◆ Challenge:
Reproduce the listing exactly and skip over any pictures.

## BEGIN

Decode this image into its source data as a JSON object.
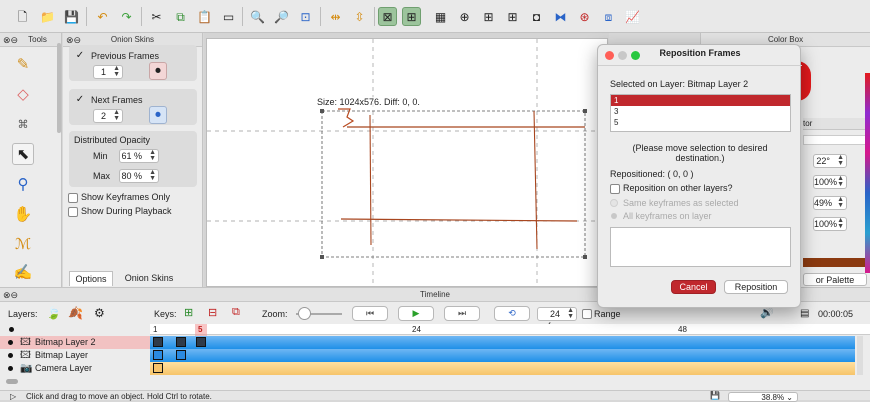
{
  "panels": {
    "tools_title": "Tools",
    "onion_title": "Onion Skins",
    "color_box_title": "Color Box",
    "timeline_title": "Timeline"
  },
  "onion": {
    "previous_frames_label": "Previous Frames",
    "previous_frames_value": "1",
    "next_frames_label": "Next Frames",
    "next_frames_value": "2",
    "distributed_opacity_label": "Distributed Opacity",
    "min_label": "Min",
    "min_value": "61 %",
    "max_label": "Max",
    "max_value": "80 %",
    "show_keyframes_only": "Show Keyframes Only",
    "show_during_playback": "Show During Playback",
    "tabs": [
      "Options",
      "Onion Skins"
    ]
  },
  "canvas": {
    "info_text": "Size: 1024x576. Diff: 0, 0."
  },
  "right_panel": {
    "tab_fragment": "tor",
    "angle_value": "22°",
    "percent_1": "100%",
    "percent_2": "49%",
    "percent_3": "100%",
    "palette_fragment": "or Palette",
    "color_swatch": "#e31a1c",
    "bar_color": "#8b3a10"
  },
  "dialog": {
    "title": "Reposition Frames",
    "selected_on_layer": "Selected on Layer: Bitmap Layer 2",
    "frames": [
      "1",
      "3",
      "5"
    ],
    "instruction_line1": "(Please move selection to desired",
    "instruction_line2": "destination.)",
    "repositioned": "Repositioned: ( 0, 0 )",
    "reposition_other_layers": "Reposition on other layers?",
    "same_keyframes": "Same keyframes as selected",
    "all_keyframes": "All keyframes on layer",
    "cancel_label": "Cancel",
    "reposition_label": "Reposition",
    "accent_color": "#c0282d"
  },
  "timeline": {
    "layers_label": "Layers:",
    "keys_label": "Keys:",
    "zoom_label": "Zoom:",
    "fps_value": "24 fps",
    "range_label": "Range",
    "time_value": "00:00:05",
    "ruler_marks": [
      "1",
      "5",
      "24",
      "48"
    ],
    "current_frame": "5",
    "layers": [
      {
        "name": "Bitmap Layer 2",
        "selected": true
      },
      {
        "name": "Bitmap Layer",
        "selected": false
      },
      {
        "name": "Camera Layer",
        "selected": false
      }
    ],
    "bitmap_color": "#1e8fe8",
    "camera_color": "#f6c46a"
  },
  "status": {
    "message": "Click and drag to move an object. Hold Ctrl to rotate.",
    "zoom_value": "38.8%"
  },
  "icons": {
    "toolbar": [
      "new-file-icon",
      "open-folder-icon",
      "save-icon",
      "undo-icon",
      "redo-icon",
      "cut-icon",
      "copy-icon",
      "paste-icon",
      "clear-icon",
      "zoom-in-icon",
      "zoom-out-icon",
      "zoom-fit-icon",
      "flip-horizontal-icon",
      "flip-vertical-icon",
      "grid-toggle-icon",
      "thirds-grid-icon",
      "center-overlay-icon",
      "grid-4-icon",
      "grid-3-icon",
      "safe-area-icon",
      "perspective-1-icon",
      "perspective-2-icon",
      "perspective-3-icon",
      "graph-icon"
    ],
    "tools": [
      "pencil-icon",
      "eraser-icon",
      "polyline-icon",
      "select-icon",
      "eyedropper-icon",
      "hand-icon",
      "bucket-icon",
      "smudge-icon"
    ]
  }
}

## END

◆ Result below:
Decode this image into its source data as a JSON object.
{
  "panels": {
    "tools_title": "Tools",
    "onion_title": "Onion Skins",
    "color_box_title": "Color Box",
    "timeline_title": "Timeline"
  },
  "onion": {
    "previous_frames_label": "Previous Frames",
    "previous_frames_value": "1",
    "next_frames_label": "Next Frames",
    "next_frames_value": "2",
    "distributed_opacity_label": "Distributed Opacity",
    "min_label": "Min",
    "min_value": "61 %",
    "max_label": "Max",
    "max_value": "80 %",
    "show_keyframes_only": "Show Keyframes Only",
    "show_during_playback": "Show During Playback",
    "tabs": [
      "Options",
      "Onion Skins"
    ]
  },
  "canvas": {
    "info_text": "Size: 1024x576. Diff: 0, 0."
  },
  "right_panel": {
    "tab_fragment": "tor",
    "angle_value": "22°",
    "percent_1": "100%",
    "percent_2": "49%",
    "percent_3": "100%",
    "palette_fragment": "or Palette",
    "color_swatch": "#e31a1c",
    "bar_color": "#8b3a10"
  },
  "dialog": {
    "title": "Reposition Frames",
    "selected_on_layer": "Selected on Layer: Bitmap Layer 2",
    "frames": [
      "1",
      "3",
      "5"
    ],
    "instruction_line1": "(Please move selection to desired",
    "instruction_line2": "destination.)",
    "repositioned": "Repositioned: ( 0, 0 )",
    "reposition_other_layers": "Reposition on other layers?",
    "same_keyframes": "Same keyframes as selected",
    "all_keyframes": "All keyframes on layer",
    "cancel_label": "Cancel",
    "reposition_label": "Reposition",
    "accent_color": "#c0282d"
  },
  "timeline": {
    "layers_label": "Layers:",
    "keys_label": "Keys:",
    "zoom_label": "Zoom:",
    "fps_value": "24 fps",
    "range_label": "Range",
    "time_value": "00:00:05",
    "ruler_marks": [
      "1",
      "5",
      "24",
      "48"
    ],
    "current_frame": "5",
    "layers": [
      {
        "name": "Bitmap Layer 2",
        "selected": true
      },
      {
        "name": "Bitmap Layer",
        "selected": false
      },
      {
        "name": "Camera Layer",
        "selected": false
      }
    ],
    "bitmap_color": "#1e8fe8",
    "camera_color": "#f6c46a"
  },
  "status": {
    "message": "Click and drag to move an object. Hold Ctrl to rotate.",
    "zoom_value": "38.8%"
  },
  "icons": {
    "toolbar": [
      "new-file-icon",
      "open-folder-icon",
      "save-icon",
      "undo-icon",
      "redo-icon",
      "cut-icon",
      "copy-icon",
      "paste-icon",
      "clear-icon",
      "zoom-in-icon",
      "zoom-out-icon",
      "zoom-fit-icon",
      "flip-horizontal-icon",
      "flip-vertical-icon",
      "grid-toggle-icon",
      "thirds-grid-icon",
      "center-overlay-icon",
      "grid-4-icon",
      "grid-3-icon",
      "safe-area-icon",
      "perspective-1-icon",
      "perspective-2-icon",
      "perspective-3-icon",
      "graph-icon"
    ],
    "tools": [
      "pencil-icon",
      "eraser-icon",
      "polyline-icon",
      "select-icon",
      "eyedropper-icon",
      "hand-icon",
      "bucket-icon",
      "smudge-icon"
    ]
  }
}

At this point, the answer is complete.